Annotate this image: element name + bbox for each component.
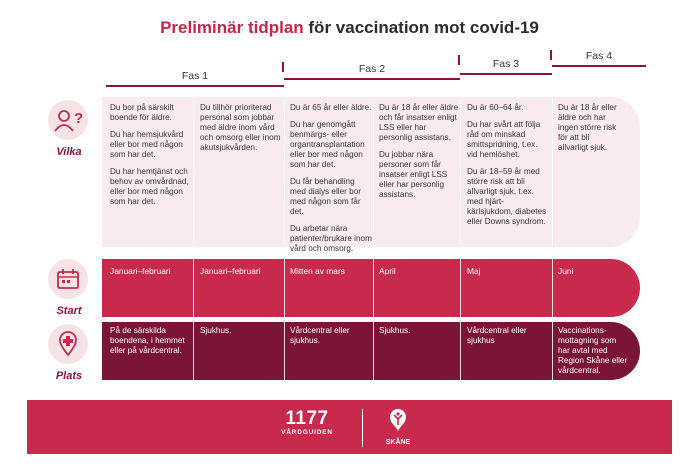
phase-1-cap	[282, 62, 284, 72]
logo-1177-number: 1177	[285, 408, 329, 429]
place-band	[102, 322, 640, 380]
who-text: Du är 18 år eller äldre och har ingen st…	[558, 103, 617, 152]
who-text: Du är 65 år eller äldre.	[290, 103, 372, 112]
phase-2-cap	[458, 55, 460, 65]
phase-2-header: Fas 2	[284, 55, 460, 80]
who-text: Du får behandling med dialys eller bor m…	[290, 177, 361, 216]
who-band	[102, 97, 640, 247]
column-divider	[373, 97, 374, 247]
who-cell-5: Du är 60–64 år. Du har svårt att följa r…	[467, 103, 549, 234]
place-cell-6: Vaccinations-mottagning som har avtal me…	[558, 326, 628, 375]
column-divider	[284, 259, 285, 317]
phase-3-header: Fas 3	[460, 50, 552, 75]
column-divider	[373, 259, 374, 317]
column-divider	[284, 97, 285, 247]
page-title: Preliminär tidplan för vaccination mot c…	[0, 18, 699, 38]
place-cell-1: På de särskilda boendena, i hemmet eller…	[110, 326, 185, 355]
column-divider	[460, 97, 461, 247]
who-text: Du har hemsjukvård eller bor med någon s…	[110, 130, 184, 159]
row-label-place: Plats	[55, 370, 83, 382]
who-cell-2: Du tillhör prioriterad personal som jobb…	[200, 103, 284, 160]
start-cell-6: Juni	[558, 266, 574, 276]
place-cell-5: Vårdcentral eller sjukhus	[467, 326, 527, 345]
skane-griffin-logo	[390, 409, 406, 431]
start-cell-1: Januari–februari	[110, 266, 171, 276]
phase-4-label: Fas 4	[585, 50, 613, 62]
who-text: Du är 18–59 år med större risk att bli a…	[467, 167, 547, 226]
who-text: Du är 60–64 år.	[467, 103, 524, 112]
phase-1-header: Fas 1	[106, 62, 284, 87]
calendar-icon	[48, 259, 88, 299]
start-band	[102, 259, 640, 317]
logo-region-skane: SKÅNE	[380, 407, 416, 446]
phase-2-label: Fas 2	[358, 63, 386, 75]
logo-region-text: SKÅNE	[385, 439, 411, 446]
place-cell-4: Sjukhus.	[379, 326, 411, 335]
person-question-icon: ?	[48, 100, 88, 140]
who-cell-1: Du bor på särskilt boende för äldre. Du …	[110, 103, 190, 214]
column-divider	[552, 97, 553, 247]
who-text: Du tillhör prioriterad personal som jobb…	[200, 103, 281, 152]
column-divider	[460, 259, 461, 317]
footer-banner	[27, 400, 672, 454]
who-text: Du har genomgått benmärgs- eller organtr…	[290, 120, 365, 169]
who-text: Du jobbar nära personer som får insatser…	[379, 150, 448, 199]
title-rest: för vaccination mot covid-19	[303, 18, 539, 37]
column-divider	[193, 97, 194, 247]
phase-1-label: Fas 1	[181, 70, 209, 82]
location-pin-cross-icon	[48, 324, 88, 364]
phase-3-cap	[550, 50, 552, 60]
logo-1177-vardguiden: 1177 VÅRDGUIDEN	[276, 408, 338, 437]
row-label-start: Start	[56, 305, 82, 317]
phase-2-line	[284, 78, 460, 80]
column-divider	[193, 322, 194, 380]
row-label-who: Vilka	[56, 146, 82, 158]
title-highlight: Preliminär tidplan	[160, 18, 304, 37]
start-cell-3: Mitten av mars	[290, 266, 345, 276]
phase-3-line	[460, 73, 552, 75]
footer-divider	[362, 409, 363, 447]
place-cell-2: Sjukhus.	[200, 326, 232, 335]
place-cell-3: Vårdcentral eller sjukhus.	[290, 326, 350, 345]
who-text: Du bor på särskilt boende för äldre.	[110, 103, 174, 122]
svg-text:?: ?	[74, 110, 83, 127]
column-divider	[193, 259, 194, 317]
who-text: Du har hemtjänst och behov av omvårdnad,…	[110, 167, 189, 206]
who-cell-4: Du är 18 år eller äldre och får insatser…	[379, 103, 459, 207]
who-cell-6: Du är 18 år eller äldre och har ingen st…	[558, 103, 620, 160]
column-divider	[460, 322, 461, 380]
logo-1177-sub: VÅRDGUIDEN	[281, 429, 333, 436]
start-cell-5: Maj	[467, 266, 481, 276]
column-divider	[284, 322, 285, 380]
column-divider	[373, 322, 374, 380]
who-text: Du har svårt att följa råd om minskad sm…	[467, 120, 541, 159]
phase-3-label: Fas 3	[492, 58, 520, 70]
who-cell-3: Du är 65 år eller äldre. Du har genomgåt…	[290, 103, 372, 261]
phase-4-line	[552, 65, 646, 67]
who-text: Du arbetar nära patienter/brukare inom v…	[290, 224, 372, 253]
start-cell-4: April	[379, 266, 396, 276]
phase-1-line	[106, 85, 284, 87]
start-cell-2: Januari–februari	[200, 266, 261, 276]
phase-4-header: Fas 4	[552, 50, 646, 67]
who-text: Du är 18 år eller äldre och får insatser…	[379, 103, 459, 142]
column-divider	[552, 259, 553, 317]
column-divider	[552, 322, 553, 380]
==
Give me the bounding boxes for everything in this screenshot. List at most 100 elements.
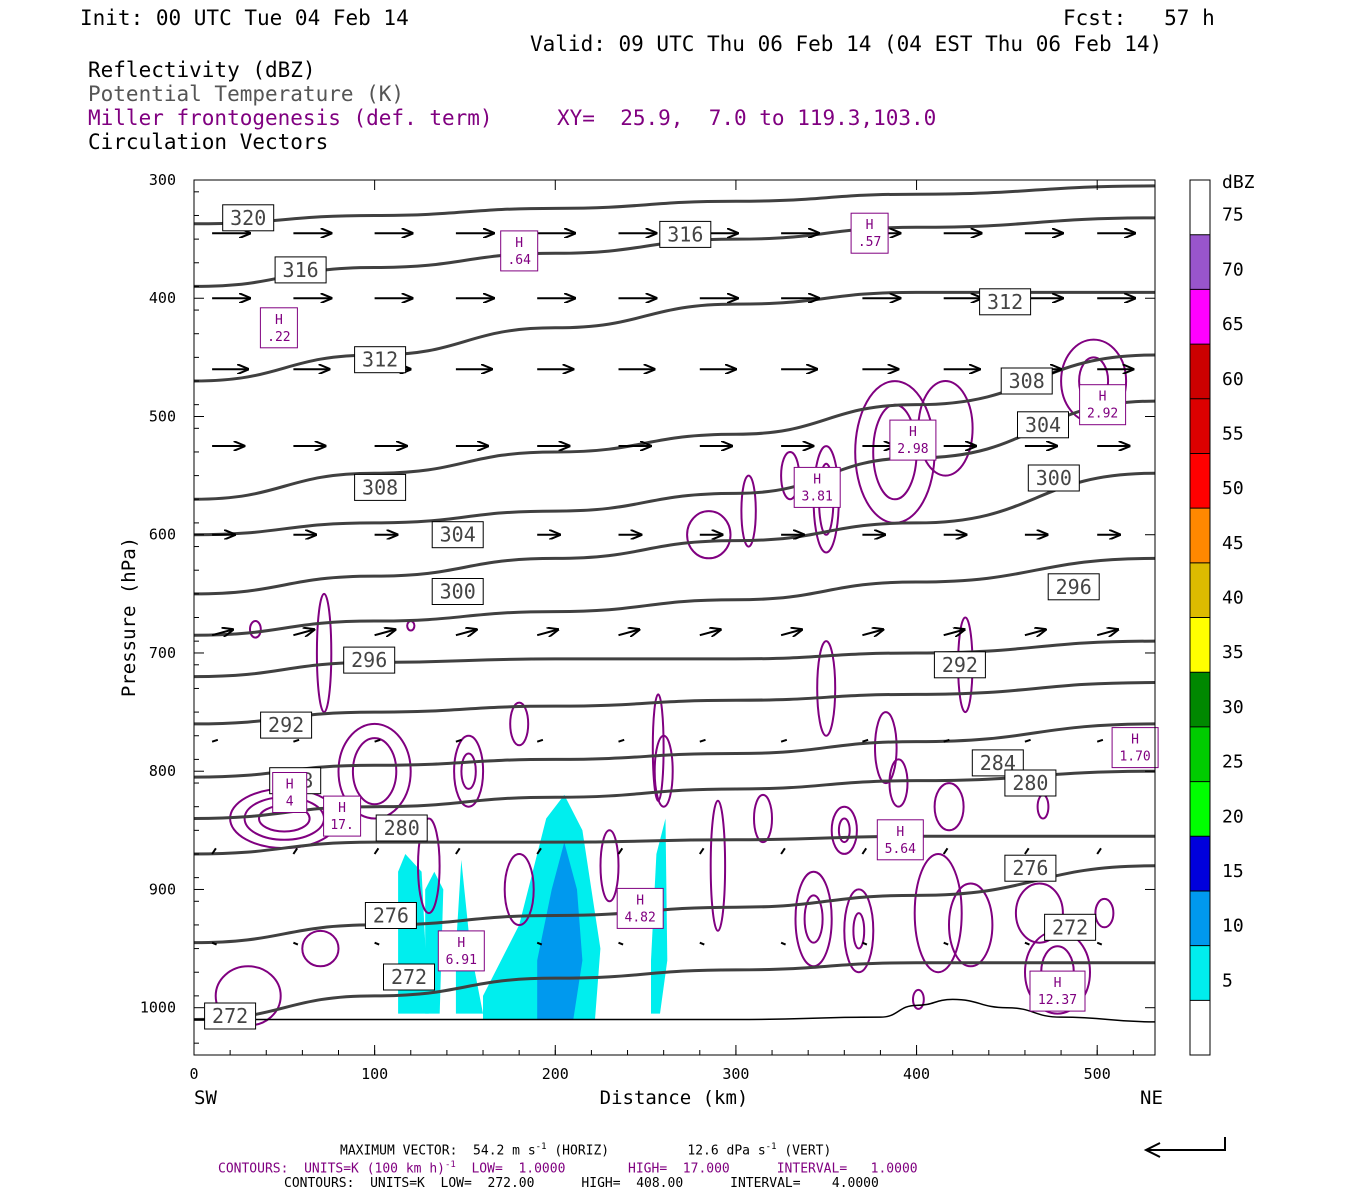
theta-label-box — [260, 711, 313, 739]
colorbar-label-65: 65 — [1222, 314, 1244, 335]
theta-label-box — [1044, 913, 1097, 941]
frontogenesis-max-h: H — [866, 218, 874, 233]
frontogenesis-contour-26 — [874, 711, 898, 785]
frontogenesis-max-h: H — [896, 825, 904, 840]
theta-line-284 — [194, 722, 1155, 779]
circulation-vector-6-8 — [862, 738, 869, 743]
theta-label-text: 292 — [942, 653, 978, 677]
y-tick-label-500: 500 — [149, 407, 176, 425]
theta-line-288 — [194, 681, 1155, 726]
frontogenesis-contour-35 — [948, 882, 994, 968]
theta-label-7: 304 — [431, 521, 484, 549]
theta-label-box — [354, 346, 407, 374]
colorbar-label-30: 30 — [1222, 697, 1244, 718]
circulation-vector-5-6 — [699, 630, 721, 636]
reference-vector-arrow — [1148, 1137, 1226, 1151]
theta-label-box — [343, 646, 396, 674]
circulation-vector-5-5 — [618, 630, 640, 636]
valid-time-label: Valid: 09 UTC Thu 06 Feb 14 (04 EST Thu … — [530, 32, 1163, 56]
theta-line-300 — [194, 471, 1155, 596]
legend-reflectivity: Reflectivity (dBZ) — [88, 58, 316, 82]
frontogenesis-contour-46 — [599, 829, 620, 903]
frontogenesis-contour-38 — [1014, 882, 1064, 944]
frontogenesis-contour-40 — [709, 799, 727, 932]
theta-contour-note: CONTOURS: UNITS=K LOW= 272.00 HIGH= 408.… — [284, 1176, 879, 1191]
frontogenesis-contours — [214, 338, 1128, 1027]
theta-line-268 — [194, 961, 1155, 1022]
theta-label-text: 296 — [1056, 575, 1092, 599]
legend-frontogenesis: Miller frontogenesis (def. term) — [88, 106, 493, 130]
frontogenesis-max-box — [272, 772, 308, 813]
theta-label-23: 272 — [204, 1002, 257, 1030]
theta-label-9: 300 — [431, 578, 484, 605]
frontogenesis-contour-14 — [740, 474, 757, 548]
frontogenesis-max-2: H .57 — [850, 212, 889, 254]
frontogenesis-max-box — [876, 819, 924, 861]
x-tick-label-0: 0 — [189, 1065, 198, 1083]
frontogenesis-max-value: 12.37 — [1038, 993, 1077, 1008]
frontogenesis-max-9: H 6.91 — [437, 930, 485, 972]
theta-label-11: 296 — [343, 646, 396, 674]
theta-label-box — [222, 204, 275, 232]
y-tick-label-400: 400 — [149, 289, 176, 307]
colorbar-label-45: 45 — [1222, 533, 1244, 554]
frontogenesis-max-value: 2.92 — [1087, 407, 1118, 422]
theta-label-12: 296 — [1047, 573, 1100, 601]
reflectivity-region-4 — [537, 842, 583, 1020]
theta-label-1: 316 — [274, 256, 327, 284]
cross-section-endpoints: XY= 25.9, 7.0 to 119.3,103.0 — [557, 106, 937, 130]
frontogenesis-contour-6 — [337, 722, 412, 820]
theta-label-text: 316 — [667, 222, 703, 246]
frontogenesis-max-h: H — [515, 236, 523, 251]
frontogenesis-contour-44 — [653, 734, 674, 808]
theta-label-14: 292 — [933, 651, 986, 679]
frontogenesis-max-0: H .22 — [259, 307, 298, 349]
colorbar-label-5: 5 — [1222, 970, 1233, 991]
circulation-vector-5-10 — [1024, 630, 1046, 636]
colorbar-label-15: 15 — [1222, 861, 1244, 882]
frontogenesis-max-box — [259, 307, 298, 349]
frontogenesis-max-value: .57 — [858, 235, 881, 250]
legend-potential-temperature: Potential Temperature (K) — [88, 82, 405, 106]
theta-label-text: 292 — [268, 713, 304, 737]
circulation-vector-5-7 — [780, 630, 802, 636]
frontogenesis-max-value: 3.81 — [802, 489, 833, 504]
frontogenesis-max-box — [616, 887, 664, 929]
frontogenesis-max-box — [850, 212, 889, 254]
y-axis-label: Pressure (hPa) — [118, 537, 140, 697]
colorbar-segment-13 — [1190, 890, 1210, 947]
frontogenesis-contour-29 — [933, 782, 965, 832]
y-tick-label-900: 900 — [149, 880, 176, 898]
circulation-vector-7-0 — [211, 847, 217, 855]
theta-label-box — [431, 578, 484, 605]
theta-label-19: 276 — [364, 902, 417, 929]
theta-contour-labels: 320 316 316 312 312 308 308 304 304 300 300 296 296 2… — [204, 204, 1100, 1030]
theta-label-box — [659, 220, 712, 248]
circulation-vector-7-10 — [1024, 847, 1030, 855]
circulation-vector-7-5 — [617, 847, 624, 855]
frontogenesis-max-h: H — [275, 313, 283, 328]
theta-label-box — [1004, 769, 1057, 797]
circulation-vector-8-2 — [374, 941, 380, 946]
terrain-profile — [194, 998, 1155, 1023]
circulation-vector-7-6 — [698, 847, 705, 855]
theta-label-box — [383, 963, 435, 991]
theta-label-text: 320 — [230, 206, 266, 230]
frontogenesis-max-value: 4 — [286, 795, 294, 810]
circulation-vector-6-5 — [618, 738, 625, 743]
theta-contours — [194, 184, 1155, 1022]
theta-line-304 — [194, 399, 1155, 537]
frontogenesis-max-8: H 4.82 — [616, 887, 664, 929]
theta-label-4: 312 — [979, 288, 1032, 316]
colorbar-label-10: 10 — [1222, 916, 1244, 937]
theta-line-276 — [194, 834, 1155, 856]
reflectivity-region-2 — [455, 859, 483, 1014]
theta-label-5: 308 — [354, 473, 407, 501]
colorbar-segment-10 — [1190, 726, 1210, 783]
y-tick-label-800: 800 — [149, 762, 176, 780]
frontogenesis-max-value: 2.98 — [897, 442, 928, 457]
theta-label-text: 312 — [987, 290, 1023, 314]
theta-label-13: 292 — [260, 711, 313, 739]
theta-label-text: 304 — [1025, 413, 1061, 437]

PROBLEM DESCRIPTION:
From the data above, count the lines that contain "SKÅNE" and write only that count.

SOLUTION TO THIS TASK:
2